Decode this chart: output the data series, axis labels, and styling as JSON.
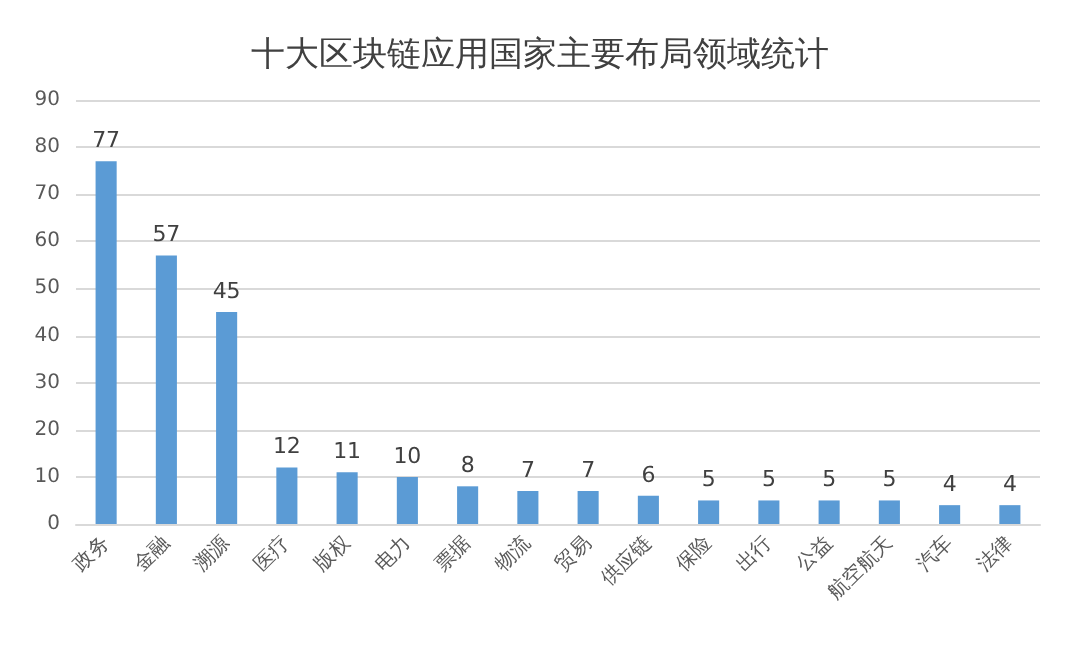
{
  "chart_data": {
    "type": "bar",
    "title": "十大区块链应用国家主要布局领域统计",
    "categories": [
      "政务",
      "金融",
      "溯源",
      "医疗",
      "版权",
      "电力",
      "票据",
      "物流",
      "贸易",
      "供应链",
      "保险",
      "出行",
      "公益",
      "航空航天",
      "汽车",
      "法律"
    ],
    "values": [
      77,
      57,
      45,
      12,
      11,
      10,
      8,
      7,
      7,
      6,
      5,
      5,
      5,
      5,
      4,
      4
    ],
    "color": "#5b9bd5",
    "ylim": [
      0,
      90
    ],
    "yticks": [
      0,
      10,
      20,
      30,
      40,
      50,
      60,
      70,
      80,
      90
    ],
    "grid": "y",
    "data_labels": true
  }
}
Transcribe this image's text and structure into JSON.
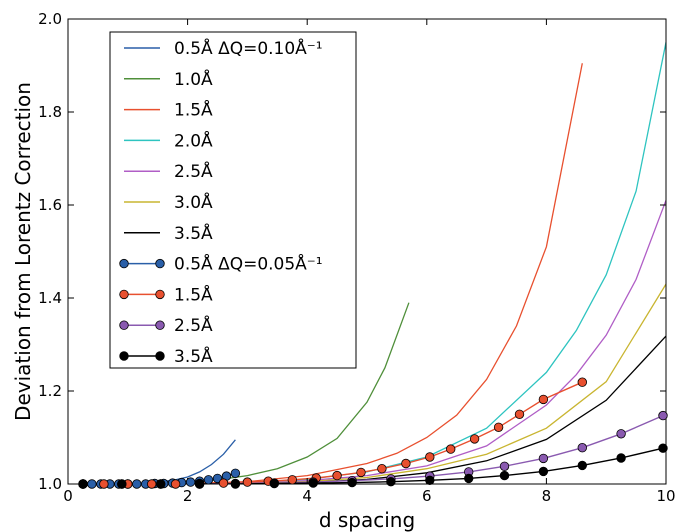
{
  "chart_data": {
    "type": "line",
    "xlabel": "d spacing",
    "ylabel": "Deviation from Lorentz Correction",
    "xlim": [
      0,
      10
    ],
    "ylim": [
      1.0,
      2.0
    ],
    "x_ticks": [
      "0",
      "2",
      "4",
      "6",
      "8",
      "10"
    ],
    "y_ticks": [
      "1.0",
      "1.2",
      "1.4",
      "1.6",
      "1.8",
      "2.0"
    ],
    "grid": false,
    "legend_position": "top-left",
    "series": [
      {
        "name": "0.5Å ΔQ=0.10Å⁻¹",
        "color": "#2a5fa8",
        "marker": "none",
        "x": [
          0.2,
          0.5,
          1.0,
          1.5,
          1.8,
          2.0,
          2.2,
          2.4,
          2.6,
          2.8
        ],
        "y": [
          1.0,
          1.0,
          1.0,
          1.004,
          1.009,
          1.015,
          1.026,
          1.042,
          1.064,
          1.095
        ]
      },
      {
        "name": "1.0Å",
        "color": "#4f8f3a",
        "marker": "none",
        "x": [
          0.2,
          1.0,
          2.0,
          2.5,
          3.0,
          3.5,
          4.0,
          4.5,
          5.0,
          5.3,
          5.7
        ],
        "y": [
          1.0,
          1.0,
          1.004,
          1.009,
          1.018,
          1.033,
          1.058,
          1.098,
          1.176,
          1.25,
          1.39
        ]
      },
      {
        "name": "1.5Å",
        "color": "#e8502f",
        "marker": "none",
        "x": [
          0.2,
          2.0,
          3.0,
          4.0,
          5.0,
          5.5,
          6.0,
          6.5,
          7.0,
          7.5,
          8.0,
          8.6
        ],
        "y": [
          1.0,
          1.001,
          1.005,
          1.018,
          1.044,
          1.066,
          1.1,
          1.148,
          1.225,
          1.34,
          1.51,
          1.905
        ]
      },
      {
        "name": "2.0Å",
        "color": "#2ec4c0",
        "marker": "none",
        "x": [
          0.2,
          2.0,
          3.0,
          4.0,
          5.0,
          6.0,
          7.0,
          8.0,
          8.5,
          9.0,
          9.5,
          10.0
        ],
        "y": [
          1.0,
          1.0,
          1.003,
          1.01,
          1.026,
          1.058,
          1.12,
          1.24,
          1.33,
          1.45,
          1.63,
          1.95
        ]
      },
      {
        "name": "2.5Å",
        "color": "#b05ec6",
        "marker": "none",
        "x": [
          0.2,
          2.0,
          3.0,
          4.0,
          5.0,
          6.0,
          7.0,
          8.0,
          8.5,
          9.0,
          9.5,
          10.0
        ],
        "y": [
          1.0,
          1.0,
          1.002,
          1.007,
          1.018,
          1.039,
          1.082,
          1.17,
          1.235,
          1.32,
          1.44,
          1.61
        ]
      },
      {
        "name": "3.0Å",
        "color": "#c9b530",
        "marker": "none",
        "x": [
          0.2,
          2.0,
          3.0,
          4.0,
          5.0,
          6.0,
          7.0,
          8.0,
          9.0,
          10.0
        ],
        "y": [
          1.0,
          1.0,
          1.001,
          1.005,
          1.014,
          1.033,
          1.064,
          1.12,
          1.22,
          1.43
        ]
      },
      {
        "name": "3.5Å",
        "color": "#000000",
        "marker": "none",
        "x": [
          0.2,
          3.0,
          4.0,
          5.0,
          6.0,
          7.0,
          8.0,
          9.0,
          10.0
        ],
        "y": [
          1.0,
          1.0,
          1.003,
          1.01,
          1.024,
          1.05,
          1.096,
          1.18,
          1.318
        ]
      },
      {
        "name": "0.5Å ΔQ=0.05Å⁻¹",
        "color": "#2a5fa8",
        "marker": "circle",
        "x": [
          0.25,
          0.4,
          0.55,
          0.7,
          0.85,
          1.0,
          1.15,
          1.3,
          1.45,
          1.6,
          1.75,
          1.9,
          2.05,
          2.2,
          2.35,
          2.5,
          2.65,
          2.8
        ],
        "y": [
          1.0,
          1.0,
          1.0,
          1.0,
          1.0,
          1.0,
          1.0,
          1.0,
          1.001,
          1.001,
          1.002,
          1.003,
          1.004,
          1.006,
          1.009,
          1.012,
          1.017,
          1.023
        ]
      },
      {
        "name": "1.5Å",
        "color": "#e8502f",
        "marker": "circle",
        "x": [
          0.25,
          0.6,
          1.0,
          1.4,
          1.8,
          2.2,
          2.6,
          3.0,
          3.35,
          3.75,
          4.15,
          4.5,
          4.9,
          5.25,
          5.65,
          6.05,
          6.4,
          6.8,
          7.2,
          7.55,
          7.95,
          8.6
        ],
        "y": [
          1.0,
          1.0,
          1.0,
          1.0,
          1.0,
          1.001,
          1.002,
          1.004,
          1.006,
          1.009,
          1.013,
          1.018,
          1.025,
          1.033,
          1.044,
          1.058,
          1.075,
          1.097,
          1.122,
          1.15,
          1.182,
          1.219
        ]
      },
      {
        "name": "2.5Å",
        "color": "#8a5ab0",
        "marker": "circle",
        "x": [
          0.25,
          0.9,
          1.55,
          2.2,
          2.8,
          3.45,
          4.1,
          4.75,
          5.4,
          6.05,
          6.7,
          7.3,
          7.95,
          8.6,
          9.25,
          9.95
        ],
        "y": [
          1.0,
          1.0,
          1.0,
          1.0,
          1.001,
          1.002,
          1.004,
          1.007,
          1.011,
          1.017,
          1.026,
          1.038,
          1.055,
          1.078,
          1.108,
          1.147
        ]
      },
      {
        "name": "3.5Å",
        "color": "#000000",
        "marker": "circle",
        "x": [
          0.25,
          0.9,
          1.55,
          2.2,
          2.8,
          3.45,
          4.1,
          4.75,
          5.4,
          6.05,
          6.7,
          7.3,
          7.95,
          8.6,
          9.25,
          9.95
        ],
        "y": [
          1.0,
          1.0,
          1.0,
          1.0,
          1.0,
          1.001,
          1.002,
          1.003,
          1.005,
          1.008,
          1.012,
          1.018,
          1.027,
          1.04,
          1.056,
          1.077
        ]
      }
    ]
  }
}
——————
Written instruction: Filter the entries down to the lines with the word "color" in them.

Task solution:
    "color": "#5b9bd5",
        "color": "#2a5fa8",
        "color": "#4f8f3a",
        "color": "#e8502f",
        "color": "#2ec4c0",
        "color": "#b05ec6",
        "color": "#c9b530",
        "color": "#000000",
        "color": "#2a5fa8",
        "color": "#e8502f",
        "color": "#8a5ab0",
        "color": "#000000",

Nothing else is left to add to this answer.